━━━━━ PAGE EXCERPT

You discover the value of something when you know the price that was paid for it. While college textbooks may be overpriced, I still pay for them because I see the value of the end product: a college education for my kids.

God paid a high price for you and me. He gave his only Son, Jesus, as a sacrifice to pay the price for our sins. The value of paying this high price is God providing a way for us to have a relationship with him.

You have incredible worth to God because of the great lengths He was willing to go and the high price He was willing to pay.

Sadly, we often don’t look to Jesus as our primary source of identity. We go searching…grasping for it in other places. Looking for that thing, that career, that relationship, that job to give us the worth our hearts are desperately longing for.

For years, I derived my worth from what I did. I lived as if my performance was what made me valuable. I would do, do, do…add, add, add wearing myself out to prove my worth and significance. When I did well, I felt good, but when I failed, I was devastated. It was like running on a treadmill – I was working hard and completely wearing myself out, but getting nowhere.

We’ve looked at how the One who created us is the One who has the right to name us. Similarly, the One who created us is the same One who should define our worth. If we’re not allowing the truth of God’s word to define us, something else will.

Three of the areas I find myself repeatedly but insufficiently looking to for affirmation and worth are:

  1. My past.

Brothers and sisters, I do not consider myself yet to have taken hold of it. But one thing I do: Forgetting what is behind and straining toward what is ahead,… Philippians 3:13

Recounting past failures and disappointments with a liturgy of “if only’s” will wear you out. It is impossible to move forward if we are continually looking back. Instead, we should strain forward to what’s ahead. Your worth is not measured by your past failures, experiences, mistakes or even your past successes and achievements.

While the past makes us who we are today and teaches us valuable lessons, Paul says we are not to dwell on it. Like Paul, we need to “forget” our past and put it where it actually is – behind us if we’re to move forward into all God has for us.

  1. Other people.

We do not dare to classify or compare ourselves with some who commend themselves. When they measure themselves by themselves and compare themselves with themselves, they are not wise.2 Corinthians 10:12

When we constantly compare ourselves with others, we’ll never be satisfied. If we compare ourselves with people who appear to be more “put together” and successful than us, we’ll feel like we’re constantly failing and falling short. And if we compare ourselves to people who seem to be worse off than us, we’ll be tempted to give in to pride and criticalness. It’s a NO-win situation!

No matter how hard we study, how diligently we work for a promotion, how many hours we spend trying to be the best wife and mom, how many diets we try, or how long we strive to be accepted, somebody will come along sooner or later that will outdo, outperform and “outlook” you.

Resist the pull to conform to be like everyone else. Your worth is not measured by your appearance, performance or the approval that other people give you.

  1. Believing lies.

… When he [the devil] lies, he speaks his native language, for he is a liar and the father of lies. John 8:44

You have an enemy that loves to whisper lies to you. And how easily we can be persuaded to believe them! It’s his native language to spew forth lies and lure us into his web of deception and confusion.

━━━━━━━━━━
━━━━━ INFORMATION SUPPLIED

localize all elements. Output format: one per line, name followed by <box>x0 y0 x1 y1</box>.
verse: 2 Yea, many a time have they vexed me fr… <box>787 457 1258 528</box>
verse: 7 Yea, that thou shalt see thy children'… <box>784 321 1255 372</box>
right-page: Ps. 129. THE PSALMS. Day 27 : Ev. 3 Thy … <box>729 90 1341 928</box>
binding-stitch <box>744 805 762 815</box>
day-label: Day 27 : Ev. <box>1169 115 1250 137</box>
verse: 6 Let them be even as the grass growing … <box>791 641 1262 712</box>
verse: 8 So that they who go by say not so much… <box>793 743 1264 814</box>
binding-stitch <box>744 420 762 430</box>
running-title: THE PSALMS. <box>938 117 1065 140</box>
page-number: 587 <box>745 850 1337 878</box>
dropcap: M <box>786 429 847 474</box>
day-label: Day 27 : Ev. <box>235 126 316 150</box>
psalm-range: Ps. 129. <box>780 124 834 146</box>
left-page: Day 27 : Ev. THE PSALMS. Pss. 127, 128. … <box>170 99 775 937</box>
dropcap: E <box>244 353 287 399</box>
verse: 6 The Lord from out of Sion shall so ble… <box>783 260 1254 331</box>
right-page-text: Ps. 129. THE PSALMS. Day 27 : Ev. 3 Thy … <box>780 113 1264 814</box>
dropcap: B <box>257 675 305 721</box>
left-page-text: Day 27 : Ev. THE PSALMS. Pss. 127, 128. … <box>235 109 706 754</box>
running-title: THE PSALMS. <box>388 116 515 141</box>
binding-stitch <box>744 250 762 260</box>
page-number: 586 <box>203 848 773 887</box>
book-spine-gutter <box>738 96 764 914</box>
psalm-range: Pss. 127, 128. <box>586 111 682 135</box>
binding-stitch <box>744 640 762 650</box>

━━━━━━━━━━

* YOUR INSTRUCTIONS
Can you rewrite the passage about worth, starting at "You discover the" and ending at "for my kids.", with "course materials" substituted for "college textbooks"? Draw only on the passage about worth.

* RESULT FOR THIS TASK
You discover the value of something when you know the price that was paid for it. While course materials may be overpriced, I still pay for them because I see the value of the end product: a college education for my kids.